- YOUR INSTRUCTIONS
Extract every line that contains the word "xlabel".

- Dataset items
----
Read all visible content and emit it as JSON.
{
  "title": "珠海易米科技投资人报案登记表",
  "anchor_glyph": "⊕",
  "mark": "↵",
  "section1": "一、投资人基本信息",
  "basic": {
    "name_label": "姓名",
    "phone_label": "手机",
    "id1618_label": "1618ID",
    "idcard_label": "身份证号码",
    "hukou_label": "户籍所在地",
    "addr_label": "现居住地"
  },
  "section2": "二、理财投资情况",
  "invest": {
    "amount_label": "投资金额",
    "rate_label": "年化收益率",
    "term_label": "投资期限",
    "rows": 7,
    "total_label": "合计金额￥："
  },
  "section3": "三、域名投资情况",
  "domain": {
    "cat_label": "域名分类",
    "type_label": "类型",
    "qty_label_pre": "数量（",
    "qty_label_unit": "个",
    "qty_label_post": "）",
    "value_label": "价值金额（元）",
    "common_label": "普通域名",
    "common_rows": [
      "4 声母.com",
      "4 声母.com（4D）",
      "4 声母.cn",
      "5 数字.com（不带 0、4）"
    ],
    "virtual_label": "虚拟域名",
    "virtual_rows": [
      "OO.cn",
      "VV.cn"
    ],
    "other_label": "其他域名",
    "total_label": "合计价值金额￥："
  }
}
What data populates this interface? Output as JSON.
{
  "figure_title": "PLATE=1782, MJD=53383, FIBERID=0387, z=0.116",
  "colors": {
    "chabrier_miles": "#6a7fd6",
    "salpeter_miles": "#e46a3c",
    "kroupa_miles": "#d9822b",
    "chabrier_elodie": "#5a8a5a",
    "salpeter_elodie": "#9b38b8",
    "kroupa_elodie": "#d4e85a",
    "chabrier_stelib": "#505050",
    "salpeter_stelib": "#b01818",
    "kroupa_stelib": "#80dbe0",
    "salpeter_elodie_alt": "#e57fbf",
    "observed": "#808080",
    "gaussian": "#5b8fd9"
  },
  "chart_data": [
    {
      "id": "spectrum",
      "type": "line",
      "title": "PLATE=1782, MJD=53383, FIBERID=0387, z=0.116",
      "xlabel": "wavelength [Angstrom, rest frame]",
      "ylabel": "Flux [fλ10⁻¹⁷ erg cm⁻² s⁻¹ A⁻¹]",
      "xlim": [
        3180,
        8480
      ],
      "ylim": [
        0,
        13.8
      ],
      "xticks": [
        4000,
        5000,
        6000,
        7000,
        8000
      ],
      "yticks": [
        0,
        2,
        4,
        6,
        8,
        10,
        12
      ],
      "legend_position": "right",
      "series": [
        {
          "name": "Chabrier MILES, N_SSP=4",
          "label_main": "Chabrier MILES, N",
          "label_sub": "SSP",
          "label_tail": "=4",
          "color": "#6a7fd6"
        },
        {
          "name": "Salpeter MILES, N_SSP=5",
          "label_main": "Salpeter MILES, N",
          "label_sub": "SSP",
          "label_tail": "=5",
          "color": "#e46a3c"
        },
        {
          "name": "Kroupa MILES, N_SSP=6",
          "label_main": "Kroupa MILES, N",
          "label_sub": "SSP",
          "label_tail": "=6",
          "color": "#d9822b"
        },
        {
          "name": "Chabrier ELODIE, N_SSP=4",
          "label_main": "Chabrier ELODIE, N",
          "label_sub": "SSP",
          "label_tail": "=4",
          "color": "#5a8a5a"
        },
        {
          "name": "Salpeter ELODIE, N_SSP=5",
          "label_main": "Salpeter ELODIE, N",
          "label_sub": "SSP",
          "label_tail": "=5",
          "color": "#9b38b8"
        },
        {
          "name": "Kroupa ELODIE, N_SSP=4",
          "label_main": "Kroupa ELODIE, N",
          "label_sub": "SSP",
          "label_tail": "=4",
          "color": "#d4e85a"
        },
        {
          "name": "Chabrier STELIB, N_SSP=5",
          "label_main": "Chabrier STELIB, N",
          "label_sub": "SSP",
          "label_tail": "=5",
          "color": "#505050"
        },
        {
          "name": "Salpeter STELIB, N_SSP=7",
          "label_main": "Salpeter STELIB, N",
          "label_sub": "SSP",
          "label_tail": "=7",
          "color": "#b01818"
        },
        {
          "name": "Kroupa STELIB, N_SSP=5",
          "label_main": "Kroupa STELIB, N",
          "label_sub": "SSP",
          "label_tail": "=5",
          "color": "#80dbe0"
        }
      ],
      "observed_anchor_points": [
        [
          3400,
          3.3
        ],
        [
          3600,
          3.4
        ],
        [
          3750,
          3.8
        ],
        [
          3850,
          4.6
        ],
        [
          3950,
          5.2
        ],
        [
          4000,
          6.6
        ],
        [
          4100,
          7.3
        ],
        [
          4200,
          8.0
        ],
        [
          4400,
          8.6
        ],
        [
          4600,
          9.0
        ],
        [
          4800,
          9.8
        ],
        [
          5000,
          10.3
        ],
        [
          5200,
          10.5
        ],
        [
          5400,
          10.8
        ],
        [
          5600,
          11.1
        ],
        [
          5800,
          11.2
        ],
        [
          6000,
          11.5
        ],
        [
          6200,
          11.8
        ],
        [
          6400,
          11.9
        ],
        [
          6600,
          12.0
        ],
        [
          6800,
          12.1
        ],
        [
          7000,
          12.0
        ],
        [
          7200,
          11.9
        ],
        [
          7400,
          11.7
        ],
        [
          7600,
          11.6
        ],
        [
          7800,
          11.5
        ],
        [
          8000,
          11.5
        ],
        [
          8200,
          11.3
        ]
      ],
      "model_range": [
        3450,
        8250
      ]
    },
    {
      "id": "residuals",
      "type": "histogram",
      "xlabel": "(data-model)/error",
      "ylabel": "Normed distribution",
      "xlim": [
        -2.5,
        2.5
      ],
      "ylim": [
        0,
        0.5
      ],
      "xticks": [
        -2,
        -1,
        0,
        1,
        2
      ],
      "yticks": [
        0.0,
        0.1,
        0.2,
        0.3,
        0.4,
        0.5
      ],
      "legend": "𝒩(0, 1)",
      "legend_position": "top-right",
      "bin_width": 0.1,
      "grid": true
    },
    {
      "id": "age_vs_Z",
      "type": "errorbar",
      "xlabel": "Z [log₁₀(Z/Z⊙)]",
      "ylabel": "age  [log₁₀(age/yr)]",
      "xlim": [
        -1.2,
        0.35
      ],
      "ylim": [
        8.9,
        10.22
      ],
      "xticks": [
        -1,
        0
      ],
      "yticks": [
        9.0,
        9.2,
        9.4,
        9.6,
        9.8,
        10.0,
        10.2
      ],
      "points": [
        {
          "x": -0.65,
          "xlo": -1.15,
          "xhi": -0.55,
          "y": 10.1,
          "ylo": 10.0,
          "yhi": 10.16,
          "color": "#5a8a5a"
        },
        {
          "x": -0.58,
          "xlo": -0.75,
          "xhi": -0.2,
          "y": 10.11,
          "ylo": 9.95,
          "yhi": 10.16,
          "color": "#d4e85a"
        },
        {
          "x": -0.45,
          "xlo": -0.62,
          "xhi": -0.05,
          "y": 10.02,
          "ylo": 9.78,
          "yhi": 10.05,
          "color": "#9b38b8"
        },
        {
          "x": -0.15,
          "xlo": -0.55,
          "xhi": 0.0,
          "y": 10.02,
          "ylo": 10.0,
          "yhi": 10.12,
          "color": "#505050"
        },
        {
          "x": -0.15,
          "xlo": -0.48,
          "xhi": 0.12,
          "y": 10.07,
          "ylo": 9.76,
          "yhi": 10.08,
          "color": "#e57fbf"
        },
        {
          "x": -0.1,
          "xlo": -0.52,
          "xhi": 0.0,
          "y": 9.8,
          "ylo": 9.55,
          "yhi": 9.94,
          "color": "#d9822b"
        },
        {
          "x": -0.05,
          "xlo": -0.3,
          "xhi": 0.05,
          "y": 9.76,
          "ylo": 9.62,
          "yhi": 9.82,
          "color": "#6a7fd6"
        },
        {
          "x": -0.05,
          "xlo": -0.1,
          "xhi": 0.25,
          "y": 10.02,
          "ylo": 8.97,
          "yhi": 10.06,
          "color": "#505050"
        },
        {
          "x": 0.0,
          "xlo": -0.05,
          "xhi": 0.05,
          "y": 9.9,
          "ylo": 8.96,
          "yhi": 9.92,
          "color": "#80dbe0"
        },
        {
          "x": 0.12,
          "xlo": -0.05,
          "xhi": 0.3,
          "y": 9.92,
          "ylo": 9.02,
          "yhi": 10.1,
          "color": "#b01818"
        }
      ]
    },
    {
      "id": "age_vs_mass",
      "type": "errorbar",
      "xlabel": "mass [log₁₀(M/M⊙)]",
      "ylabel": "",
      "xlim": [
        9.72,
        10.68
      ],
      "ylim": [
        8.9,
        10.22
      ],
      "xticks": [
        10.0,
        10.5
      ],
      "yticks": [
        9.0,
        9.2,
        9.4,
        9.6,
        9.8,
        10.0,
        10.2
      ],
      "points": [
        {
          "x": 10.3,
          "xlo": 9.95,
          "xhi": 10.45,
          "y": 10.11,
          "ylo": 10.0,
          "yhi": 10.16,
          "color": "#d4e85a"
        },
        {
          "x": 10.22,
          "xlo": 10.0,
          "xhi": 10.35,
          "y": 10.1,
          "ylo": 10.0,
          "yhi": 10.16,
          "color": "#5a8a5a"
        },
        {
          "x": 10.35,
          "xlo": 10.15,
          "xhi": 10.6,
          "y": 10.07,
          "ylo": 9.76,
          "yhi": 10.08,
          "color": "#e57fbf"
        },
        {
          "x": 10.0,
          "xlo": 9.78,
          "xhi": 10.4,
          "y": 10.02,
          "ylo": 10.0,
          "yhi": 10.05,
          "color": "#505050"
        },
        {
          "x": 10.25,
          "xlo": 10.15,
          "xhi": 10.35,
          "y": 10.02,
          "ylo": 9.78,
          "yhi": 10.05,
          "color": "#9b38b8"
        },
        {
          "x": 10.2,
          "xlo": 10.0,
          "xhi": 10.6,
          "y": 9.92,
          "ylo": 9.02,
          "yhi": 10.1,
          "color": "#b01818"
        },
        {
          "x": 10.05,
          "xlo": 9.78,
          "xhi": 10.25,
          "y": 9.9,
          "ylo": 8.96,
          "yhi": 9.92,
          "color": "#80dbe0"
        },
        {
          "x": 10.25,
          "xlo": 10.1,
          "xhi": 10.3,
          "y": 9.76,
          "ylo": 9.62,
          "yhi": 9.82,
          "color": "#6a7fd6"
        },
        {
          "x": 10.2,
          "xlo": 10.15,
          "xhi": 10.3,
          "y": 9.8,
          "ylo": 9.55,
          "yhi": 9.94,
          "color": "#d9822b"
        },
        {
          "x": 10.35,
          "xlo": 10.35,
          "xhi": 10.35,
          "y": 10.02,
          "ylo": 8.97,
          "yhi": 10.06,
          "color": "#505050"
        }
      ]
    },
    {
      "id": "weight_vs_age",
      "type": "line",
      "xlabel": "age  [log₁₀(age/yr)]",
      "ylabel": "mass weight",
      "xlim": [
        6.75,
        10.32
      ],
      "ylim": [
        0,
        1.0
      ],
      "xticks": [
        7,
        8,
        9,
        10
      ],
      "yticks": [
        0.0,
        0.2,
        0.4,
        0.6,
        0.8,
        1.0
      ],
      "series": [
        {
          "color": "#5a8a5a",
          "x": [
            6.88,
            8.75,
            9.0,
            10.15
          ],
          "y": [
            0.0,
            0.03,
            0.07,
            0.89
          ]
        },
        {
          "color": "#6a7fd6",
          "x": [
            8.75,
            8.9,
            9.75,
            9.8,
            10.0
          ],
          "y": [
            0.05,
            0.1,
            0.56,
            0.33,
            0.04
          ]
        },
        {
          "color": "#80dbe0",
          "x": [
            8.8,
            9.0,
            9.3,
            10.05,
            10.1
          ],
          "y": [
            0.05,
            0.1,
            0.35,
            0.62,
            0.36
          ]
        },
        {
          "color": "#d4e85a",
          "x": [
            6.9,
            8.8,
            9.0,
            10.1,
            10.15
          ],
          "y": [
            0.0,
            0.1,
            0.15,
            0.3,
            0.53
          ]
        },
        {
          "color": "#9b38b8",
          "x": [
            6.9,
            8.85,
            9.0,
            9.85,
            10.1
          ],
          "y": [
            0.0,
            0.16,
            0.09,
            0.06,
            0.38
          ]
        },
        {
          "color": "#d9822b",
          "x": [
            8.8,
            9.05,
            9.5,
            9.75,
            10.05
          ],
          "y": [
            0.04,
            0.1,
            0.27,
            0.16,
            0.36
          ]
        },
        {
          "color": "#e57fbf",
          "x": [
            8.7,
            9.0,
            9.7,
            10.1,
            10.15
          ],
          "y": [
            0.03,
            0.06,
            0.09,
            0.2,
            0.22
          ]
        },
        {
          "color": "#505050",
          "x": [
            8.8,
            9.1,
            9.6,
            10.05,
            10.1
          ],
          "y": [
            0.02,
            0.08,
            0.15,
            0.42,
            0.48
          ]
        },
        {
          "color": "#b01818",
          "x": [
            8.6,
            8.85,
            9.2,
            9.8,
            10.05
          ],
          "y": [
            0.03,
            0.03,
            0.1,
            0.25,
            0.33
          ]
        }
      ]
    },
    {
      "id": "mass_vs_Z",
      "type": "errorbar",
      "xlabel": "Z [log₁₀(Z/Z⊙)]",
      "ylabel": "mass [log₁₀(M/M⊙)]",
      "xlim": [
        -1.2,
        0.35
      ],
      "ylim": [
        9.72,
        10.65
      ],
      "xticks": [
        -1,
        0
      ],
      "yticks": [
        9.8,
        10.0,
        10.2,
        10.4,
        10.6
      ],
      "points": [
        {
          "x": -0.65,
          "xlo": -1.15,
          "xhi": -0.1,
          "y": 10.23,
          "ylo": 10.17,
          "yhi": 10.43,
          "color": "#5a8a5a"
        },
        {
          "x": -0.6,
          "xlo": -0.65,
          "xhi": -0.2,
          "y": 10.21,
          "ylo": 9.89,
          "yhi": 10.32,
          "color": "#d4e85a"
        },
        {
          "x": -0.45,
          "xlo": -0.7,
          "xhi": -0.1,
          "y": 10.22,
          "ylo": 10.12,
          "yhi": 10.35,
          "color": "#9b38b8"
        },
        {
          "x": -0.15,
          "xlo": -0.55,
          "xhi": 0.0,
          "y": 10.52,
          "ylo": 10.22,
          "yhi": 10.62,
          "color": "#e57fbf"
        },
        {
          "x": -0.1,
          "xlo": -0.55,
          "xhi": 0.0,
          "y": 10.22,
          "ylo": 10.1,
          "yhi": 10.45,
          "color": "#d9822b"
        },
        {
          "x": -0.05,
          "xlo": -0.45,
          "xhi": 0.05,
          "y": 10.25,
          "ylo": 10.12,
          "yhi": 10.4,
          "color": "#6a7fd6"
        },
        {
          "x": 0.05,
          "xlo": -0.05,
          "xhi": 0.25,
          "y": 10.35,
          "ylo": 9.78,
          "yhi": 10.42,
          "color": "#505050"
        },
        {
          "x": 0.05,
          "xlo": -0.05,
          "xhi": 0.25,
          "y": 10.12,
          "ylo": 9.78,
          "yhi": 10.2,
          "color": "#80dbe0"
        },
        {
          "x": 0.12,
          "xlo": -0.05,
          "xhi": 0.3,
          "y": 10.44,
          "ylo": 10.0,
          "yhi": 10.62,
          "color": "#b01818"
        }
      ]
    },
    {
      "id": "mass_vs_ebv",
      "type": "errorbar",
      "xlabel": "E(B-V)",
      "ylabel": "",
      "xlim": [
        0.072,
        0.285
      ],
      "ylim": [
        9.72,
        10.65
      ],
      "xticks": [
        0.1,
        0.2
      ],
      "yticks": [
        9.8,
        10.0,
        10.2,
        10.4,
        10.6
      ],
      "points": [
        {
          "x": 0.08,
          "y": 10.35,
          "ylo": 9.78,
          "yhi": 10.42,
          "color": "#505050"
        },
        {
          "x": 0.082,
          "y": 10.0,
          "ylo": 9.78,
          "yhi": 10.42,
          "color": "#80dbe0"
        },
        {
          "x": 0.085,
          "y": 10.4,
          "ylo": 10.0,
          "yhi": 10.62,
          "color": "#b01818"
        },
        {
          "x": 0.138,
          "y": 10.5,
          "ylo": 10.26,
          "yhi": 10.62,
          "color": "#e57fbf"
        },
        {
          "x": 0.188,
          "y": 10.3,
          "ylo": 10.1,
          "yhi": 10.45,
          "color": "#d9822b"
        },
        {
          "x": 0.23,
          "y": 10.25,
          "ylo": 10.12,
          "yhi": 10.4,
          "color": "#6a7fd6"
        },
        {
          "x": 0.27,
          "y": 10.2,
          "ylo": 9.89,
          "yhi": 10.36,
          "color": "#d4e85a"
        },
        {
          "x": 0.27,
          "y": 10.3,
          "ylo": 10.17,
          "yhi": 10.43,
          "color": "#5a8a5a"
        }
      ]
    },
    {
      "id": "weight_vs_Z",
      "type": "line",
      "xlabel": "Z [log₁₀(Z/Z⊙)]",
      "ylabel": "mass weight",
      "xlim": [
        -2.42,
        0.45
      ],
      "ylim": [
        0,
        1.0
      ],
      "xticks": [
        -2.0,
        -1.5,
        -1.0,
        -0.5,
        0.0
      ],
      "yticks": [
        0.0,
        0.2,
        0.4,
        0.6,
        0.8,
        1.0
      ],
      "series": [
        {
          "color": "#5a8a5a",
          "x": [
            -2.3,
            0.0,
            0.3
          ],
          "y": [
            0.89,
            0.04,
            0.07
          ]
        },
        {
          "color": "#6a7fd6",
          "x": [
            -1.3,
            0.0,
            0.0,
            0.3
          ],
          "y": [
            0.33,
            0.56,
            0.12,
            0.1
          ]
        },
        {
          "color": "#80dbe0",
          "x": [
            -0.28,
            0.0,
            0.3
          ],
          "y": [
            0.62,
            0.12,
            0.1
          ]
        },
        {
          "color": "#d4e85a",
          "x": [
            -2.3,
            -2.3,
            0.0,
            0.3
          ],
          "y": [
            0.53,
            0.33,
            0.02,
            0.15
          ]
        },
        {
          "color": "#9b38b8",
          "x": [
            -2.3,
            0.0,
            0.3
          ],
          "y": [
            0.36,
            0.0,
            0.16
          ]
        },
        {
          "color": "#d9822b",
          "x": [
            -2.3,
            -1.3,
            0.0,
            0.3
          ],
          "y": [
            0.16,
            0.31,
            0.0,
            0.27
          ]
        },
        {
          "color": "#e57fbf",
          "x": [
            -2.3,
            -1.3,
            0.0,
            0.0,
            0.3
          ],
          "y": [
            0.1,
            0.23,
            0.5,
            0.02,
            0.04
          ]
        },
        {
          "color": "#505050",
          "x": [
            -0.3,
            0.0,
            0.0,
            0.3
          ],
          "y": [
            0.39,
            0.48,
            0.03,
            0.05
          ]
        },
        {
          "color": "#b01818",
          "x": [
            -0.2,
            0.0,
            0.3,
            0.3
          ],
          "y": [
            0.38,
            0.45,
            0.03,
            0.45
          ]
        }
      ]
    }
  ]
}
----
- RESULT OF THIS EXERCISE
      "xlabel": "wavelength [Angstrom, rest frame]",
      "xlabel": "(data-model)/error",
      "xlabel": "Z [log₁₀(Z/Z⊙)]",
      "xlabel": "mass [log₁₀(M/M⊙)]",
      "xlabel": "age  [log₁₀(age/yr)]",
      "xlabel": "Z [log₁₀(Z/Z⊙)]",
      "xlabel": "E(B-V)",
      "xlabel": "Z [log₁₀(Z/Z⊙)]",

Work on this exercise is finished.